To be done: Determine which lines contain the word "Kubínska", then copy those lines.
+===+
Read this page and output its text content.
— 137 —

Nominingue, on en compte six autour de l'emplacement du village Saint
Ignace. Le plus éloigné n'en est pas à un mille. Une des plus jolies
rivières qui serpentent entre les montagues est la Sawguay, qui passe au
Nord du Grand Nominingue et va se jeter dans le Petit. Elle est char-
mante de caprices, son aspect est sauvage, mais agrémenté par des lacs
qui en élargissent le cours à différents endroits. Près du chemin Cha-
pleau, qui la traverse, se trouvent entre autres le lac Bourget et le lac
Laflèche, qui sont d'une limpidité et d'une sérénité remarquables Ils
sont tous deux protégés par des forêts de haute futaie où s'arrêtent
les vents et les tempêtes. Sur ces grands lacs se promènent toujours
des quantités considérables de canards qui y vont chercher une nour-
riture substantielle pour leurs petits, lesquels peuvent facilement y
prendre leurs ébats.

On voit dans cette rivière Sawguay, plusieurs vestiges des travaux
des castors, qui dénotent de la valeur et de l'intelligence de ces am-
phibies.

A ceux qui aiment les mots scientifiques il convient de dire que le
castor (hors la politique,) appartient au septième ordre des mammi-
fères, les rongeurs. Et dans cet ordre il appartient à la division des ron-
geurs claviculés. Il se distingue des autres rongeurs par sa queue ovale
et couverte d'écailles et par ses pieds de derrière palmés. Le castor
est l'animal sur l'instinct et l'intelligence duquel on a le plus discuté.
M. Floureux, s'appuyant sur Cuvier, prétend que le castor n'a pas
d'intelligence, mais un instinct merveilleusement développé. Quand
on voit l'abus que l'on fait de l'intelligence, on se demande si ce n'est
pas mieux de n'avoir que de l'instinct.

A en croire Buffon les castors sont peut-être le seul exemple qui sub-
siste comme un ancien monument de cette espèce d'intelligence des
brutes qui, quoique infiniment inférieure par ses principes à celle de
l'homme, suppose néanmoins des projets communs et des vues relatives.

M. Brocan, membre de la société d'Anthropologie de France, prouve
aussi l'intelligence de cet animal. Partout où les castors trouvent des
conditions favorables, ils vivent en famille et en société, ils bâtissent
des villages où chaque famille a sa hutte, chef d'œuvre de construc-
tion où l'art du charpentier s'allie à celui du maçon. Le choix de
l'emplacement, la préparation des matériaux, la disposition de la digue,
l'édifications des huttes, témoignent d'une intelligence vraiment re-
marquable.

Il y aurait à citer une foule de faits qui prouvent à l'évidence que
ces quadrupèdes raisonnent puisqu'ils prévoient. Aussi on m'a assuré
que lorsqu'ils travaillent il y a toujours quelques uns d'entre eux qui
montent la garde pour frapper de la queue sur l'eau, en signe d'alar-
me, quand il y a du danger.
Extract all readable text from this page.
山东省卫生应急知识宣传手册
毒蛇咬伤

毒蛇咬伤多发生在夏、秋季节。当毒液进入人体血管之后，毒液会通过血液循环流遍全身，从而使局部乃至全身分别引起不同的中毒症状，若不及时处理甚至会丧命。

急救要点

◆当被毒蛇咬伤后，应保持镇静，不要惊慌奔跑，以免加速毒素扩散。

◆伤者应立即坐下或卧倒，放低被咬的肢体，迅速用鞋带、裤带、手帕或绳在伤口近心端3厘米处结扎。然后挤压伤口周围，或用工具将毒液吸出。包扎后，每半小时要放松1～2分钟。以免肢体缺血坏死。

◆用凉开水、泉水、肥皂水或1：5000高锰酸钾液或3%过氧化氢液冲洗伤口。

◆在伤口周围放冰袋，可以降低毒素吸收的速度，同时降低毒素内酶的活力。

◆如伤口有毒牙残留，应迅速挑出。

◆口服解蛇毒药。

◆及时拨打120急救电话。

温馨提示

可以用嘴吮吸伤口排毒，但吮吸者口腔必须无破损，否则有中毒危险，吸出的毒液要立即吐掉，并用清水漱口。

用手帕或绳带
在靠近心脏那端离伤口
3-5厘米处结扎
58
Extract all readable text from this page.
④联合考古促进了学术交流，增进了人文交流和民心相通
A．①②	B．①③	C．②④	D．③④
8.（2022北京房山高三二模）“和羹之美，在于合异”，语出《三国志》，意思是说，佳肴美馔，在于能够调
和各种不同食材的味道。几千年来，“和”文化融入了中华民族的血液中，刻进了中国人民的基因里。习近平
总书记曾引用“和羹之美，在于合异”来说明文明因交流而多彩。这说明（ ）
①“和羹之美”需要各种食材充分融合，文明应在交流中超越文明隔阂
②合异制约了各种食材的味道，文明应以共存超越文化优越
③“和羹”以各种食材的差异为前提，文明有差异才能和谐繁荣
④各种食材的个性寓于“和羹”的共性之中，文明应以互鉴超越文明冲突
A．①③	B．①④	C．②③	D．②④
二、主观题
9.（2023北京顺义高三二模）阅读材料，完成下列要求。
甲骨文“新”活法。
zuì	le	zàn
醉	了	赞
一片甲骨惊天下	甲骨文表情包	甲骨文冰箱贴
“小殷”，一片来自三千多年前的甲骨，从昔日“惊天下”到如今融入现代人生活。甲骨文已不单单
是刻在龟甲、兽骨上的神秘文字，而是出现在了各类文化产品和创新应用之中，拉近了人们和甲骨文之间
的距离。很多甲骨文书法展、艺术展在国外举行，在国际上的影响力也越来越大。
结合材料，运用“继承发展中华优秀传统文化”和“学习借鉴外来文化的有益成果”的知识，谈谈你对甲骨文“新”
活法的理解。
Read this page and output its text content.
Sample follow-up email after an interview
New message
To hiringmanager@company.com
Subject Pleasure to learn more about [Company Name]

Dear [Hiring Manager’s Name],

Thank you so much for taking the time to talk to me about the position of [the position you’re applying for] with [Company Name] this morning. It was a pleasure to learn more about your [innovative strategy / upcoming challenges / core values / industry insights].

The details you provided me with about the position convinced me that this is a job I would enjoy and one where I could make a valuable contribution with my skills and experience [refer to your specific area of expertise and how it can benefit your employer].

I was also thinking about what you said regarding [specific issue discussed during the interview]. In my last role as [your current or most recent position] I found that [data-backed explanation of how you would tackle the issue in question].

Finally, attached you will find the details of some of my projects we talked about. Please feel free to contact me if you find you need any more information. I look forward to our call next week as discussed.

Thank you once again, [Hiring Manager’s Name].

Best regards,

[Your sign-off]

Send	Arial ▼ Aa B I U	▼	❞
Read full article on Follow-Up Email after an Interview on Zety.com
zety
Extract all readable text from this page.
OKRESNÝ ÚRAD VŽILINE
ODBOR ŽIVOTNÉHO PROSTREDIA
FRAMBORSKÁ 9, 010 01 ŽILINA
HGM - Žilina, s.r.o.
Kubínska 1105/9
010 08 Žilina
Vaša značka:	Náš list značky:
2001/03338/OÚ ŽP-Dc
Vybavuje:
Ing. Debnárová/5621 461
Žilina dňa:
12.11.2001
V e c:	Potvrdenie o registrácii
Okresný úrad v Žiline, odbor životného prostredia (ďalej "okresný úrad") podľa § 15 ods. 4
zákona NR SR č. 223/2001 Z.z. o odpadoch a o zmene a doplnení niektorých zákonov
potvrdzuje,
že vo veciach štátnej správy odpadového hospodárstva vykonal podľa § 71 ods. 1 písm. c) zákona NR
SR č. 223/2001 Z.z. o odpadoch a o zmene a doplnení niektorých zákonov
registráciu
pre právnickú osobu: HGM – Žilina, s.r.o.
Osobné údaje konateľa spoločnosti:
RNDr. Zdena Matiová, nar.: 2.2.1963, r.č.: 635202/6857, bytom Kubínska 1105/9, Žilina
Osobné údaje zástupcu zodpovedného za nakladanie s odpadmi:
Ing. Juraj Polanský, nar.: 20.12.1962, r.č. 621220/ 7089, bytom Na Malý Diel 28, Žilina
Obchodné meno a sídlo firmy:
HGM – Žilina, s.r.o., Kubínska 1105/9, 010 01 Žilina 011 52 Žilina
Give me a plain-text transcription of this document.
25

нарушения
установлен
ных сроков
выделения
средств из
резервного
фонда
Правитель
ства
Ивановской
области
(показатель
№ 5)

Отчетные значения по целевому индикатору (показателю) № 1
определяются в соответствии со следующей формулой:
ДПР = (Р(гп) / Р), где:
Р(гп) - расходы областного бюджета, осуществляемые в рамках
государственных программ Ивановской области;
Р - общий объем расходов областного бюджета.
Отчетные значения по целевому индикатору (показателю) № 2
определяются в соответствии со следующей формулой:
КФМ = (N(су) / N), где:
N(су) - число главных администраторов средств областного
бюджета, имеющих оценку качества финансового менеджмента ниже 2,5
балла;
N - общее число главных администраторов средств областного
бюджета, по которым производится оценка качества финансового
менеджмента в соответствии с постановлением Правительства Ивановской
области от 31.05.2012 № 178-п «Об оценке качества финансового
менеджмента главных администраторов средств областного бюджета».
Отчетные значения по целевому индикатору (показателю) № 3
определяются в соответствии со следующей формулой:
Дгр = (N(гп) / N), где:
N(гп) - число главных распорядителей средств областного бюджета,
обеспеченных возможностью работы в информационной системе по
+===+
Response to the exercise:
Kubínska 1105/9
RNDr. Zdena Matiová, nar.: 2.2.1963, r.č.: 635202/6857, bytom Kubínska 1105/9, Žilina
HGM – Žilina, s.r.o., Kubínska 1105/9, 010 01 Žilina 011 52 Žilina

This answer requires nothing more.